> RAW DATA:
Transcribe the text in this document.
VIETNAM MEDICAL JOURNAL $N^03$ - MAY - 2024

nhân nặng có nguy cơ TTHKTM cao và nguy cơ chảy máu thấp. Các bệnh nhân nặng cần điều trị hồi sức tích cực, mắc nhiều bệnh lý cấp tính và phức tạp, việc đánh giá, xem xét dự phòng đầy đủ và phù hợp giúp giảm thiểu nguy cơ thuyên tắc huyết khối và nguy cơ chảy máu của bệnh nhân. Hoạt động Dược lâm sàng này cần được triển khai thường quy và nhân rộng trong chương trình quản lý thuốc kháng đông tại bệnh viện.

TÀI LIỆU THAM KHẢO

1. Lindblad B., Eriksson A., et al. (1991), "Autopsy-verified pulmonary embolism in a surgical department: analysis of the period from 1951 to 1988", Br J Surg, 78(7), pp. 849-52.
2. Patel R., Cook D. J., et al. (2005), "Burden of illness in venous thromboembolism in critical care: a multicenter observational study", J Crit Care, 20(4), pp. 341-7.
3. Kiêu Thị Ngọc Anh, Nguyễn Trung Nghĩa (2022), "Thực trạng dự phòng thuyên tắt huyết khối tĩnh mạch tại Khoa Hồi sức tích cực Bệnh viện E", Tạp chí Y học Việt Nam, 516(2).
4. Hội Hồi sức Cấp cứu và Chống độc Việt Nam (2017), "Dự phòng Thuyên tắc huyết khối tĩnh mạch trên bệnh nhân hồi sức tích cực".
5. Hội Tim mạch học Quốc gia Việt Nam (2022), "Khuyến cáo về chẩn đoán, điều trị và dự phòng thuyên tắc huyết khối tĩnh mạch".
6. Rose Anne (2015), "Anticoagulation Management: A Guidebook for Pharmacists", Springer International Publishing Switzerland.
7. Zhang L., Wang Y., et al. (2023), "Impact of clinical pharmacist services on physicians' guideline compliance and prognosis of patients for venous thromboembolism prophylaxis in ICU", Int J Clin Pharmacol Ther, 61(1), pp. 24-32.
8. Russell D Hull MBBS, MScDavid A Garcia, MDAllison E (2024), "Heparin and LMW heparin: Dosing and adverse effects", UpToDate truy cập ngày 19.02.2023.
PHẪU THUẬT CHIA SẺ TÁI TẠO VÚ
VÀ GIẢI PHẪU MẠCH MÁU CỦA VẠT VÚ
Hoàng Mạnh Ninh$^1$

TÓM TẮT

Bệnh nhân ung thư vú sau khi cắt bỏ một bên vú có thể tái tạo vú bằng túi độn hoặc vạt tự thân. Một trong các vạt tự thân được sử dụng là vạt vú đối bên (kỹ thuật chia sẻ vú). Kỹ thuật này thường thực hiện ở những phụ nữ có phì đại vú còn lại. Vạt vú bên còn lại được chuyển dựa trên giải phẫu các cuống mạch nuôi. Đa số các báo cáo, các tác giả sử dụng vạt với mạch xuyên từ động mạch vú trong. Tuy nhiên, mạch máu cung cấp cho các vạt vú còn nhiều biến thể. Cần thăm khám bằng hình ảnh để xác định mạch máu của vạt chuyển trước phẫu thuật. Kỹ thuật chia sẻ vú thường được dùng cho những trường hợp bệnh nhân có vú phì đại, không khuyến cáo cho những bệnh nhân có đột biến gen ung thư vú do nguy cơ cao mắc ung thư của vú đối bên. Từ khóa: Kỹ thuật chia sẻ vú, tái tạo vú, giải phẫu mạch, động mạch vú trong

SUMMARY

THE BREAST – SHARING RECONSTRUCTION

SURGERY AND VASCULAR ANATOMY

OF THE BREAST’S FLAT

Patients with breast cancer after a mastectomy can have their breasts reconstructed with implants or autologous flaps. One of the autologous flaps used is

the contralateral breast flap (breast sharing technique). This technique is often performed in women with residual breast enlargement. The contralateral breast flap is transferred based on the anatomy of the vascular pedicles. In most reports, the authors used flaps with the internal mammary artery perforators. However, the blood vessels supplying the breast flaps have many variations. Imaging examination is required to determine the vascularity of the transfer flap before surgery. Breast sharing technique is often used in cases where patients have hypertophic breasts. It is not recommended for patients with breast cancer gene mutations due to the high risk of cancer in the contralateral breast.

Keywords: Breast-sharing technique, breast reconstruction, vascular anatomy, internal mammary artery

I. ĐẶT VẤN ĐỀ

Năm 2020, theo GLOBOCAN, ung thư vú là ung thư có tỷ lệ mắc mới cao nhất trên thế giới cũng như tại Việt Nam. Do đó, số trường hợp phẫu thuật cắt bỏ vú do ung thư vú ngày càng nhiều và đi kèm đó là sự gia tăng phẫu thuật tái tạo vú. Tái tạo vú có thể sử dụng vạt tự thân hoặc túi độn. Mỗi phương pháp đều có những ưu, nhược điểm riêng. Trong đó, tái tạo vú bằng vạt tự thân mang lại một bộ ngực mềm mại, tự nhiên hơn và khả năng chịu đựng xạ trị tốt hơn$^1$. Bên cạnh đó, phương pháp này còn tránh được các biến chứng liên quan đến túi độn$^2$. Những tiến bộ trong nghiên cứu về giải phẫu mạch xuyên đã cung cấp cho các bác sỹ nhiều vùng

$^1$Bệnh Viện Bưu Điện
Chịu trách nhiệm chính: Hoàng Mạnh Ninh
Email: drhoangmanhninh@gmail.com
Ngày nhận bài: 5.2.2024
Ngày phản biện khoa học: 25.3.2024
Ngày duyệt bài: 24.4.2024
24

> YOUR GOAL:
The whole listing should be copied verbatim.

> RESPONSE TO THE TASK:
Transcribe the text in this document.
VIETNAM MEDICAL JOURNAL $N^03$ - MAY - 2024

nhân nặng có nguy cơ TTHKTM cao và nguy cơ chảy máu thấp. Các bệnh nhân nặng cần điều trị hồi sức tích cực, mắc nhiều bệnh lý cấp tính và phức tạp, việc đánh giá, xem xét dự phòng đầy đủ và phù hợp giúp giảm thiểu nguy cơ thuyên tắc huyết khối và nguy cơ chảy máu của bệnh nhân. Hoạt động Dược lâm sàng này cần được triển khai thường quy và nhân rộng trong chương trình quản lý thuốc kháng đông tại bệnh viện.

TÀI LIỆU THAM KHẢO

1. Lindblad B., Eriksson A., et al. (1991), "Autopsy-verified pulmonary embolism in a surgical department: analysis of the period from 1951 to 1988", Br J Surg, 78(7), pp. 849-52.
2. Patel R., Cook D. J., et al. (2005), "Burden of illness in venous thromboembolism in critical care: a multicenter observational study", J Crit Care, 20(4), pp. 341-7.
3. Kiêu Thị Ngọc Anh, Nguyễn Trung Nghĩa (2022), "Thực trạng dự phòng thuyên tắt huyết khối tĩnh mạch tại Khoa Hồi sức tích cực Bệnh viện E", Tạp chí Y học Việt Nam, 516(2).
4. Hội Hồi sức Cấp cứu và Chống độc Việt Nam (2017), "Dự phòng Thuyên tắc huyết khối tĩnh mạch trên bệnh nhân hồi sức tích cực".
5. Hội Tim mạch học Quốc gia Việt Nam (2022), "Khuyến cáo về chẩn đoán, điều trị và dự phòng thuyên tắc huyết khối tĩnh mạch".
6. Rose Anne (2015), "Anticoagulation Management: A Guidebook for Pharmacists", Springer International Publishing Switzerland.
7. Zhang L., Wang Y., et al. (2023), "Impact of clinical pharmacist services on physicians' guideline compliance and prognosis of patients for venous thromboembolism prophylaxis in ICU", Int J Clin Pharmacol Ther, 61(1), pp. 24-32.
8. Russell D Hull MBBS, MScDavid A Garcia, MDAllison E (2024), "Heparin and LMW heparin: Dosing and adverse effects", UpToDate truy cập ngày 19.02.2023.
PHẪU THUẬT CHIA SẺ TÁI TẠO VÚ
VÀ GIẢI PHẪU MẠCH MÁU CỦA VẠT VÚ
Hoàng Mạnh Ninh$^1$

TÓM TẮT

Bệnh nhân ung thư vú sau khi cắt bỏ một bên vú có thể tái tạo vú bằng túi độn hoặc vạt tự thân. Một trong các vạt tự thân được sử dụng là vạt vú đối bên (kỹ thuật chia sẻ vú). Kỹ thuật này thường thực hiện ở những phụ nữ có phì đại vú còn lại. Vạt vú bên còn lại được chuyển dựa trên giải phẫu các cuống mạch nuôi. Đa số các báo cáo, các tác giả sử dụng vạt với mạch xuyên từ động mạch vú trong. Tuy nhiên, mạch máu cung cấp cho các vạt vú còn nhiều biến thể. Cần thăm khám bằng hình ảnh để xác định mạch máu của vạt chuyển trước phẫu thuật. Kỹ thuật chia sẻ vú thường được dùng cho những trường hợp bệnh nhân có vú phì đại, không khuyến cáo cho những bệnh nhân có đột biến gen ung thư vú do nguy cơ cao mắc ung thư của vú đối bên. Từ khóa: Kỹ thuật chia sẻ vú, tái tạo vú, giải phẫu mạch, động mạch vú trong

SUMMARY

THE BREAST – SHARING RECONSTRUCTION

SURGERY AND VASCULAR ANATOMY

OF THE BREAST’S FLAT

Patients with breast cancer after a mastectomy can have their breasts reconstructed with implants or autologous flaps. One of the autologous flaps used is

the contralateral breast flap (breast sharing technique). This technique is often performed in women with residual breast enlargement. The contralateral breast flap is transferred based on the anatomy of the vascular pedicles. In most reports, the authors used flaps with the internal mammary artery perforators. However, the blood vessels supplying the breast flaps have many variations. Imaging examination is required to determine the vascularity of the transfer flap before surgery. Breast sharing technique is often used in cases where patients have hypertophic breasts. It is not recommended for patients with breast cancer gene mutations due to the high risk of cancer in the contralateral breast.

Keywords: Breast-sharing technique, breast reconstruction, vascular anatomy, internal mammary artery

I. ĐẶT VẤN ĐỀ

Năm 2020, theo GLOBOCAN, ung thư vú là ung thư có tỷ lệ mắc mới cao nhất trên thế giới cũng như tại Việt Nam. Do đó, số trường hợp phẫu thuật cắt bỏ vú do ung thư vú ngày càng nhiều và đi kèm đó là sự gia tăng phẫu thuật tái tạo vú. Tái tạo vú có thể sử dụng vạt tự thân hoặc túi độn. Mỗi phương pháp đều có những ưu, nhược điểm riêng. Trong đó, tái tạo vú bằng vạt tự thân mang lại một bộ ngực mềm mại, tự nhiên hơn và khả năng chịu đựng xạ trị tốt hơn$^1$. Bên cạnh đó, phương pháp này còn tránh được các biến chứng liên quan đến túi độn$^2$. Những tiến bộ trong nghiên cứu về giải phẫu mạch xuyên đã cung cấp cho các bác sỹ nhiều vùng

$^1$Bệnh Viện Bưu Điện
Chịu trách nhiệm chính: Hoàng Mạnh Ninh
Email: drhoangmanhninh@gmail.com
Ngày nhận bài: 5.2.2024
Ngày phản biện khoa học: 25.3.2024
Ngày duyệt bài: 24.4.2024
24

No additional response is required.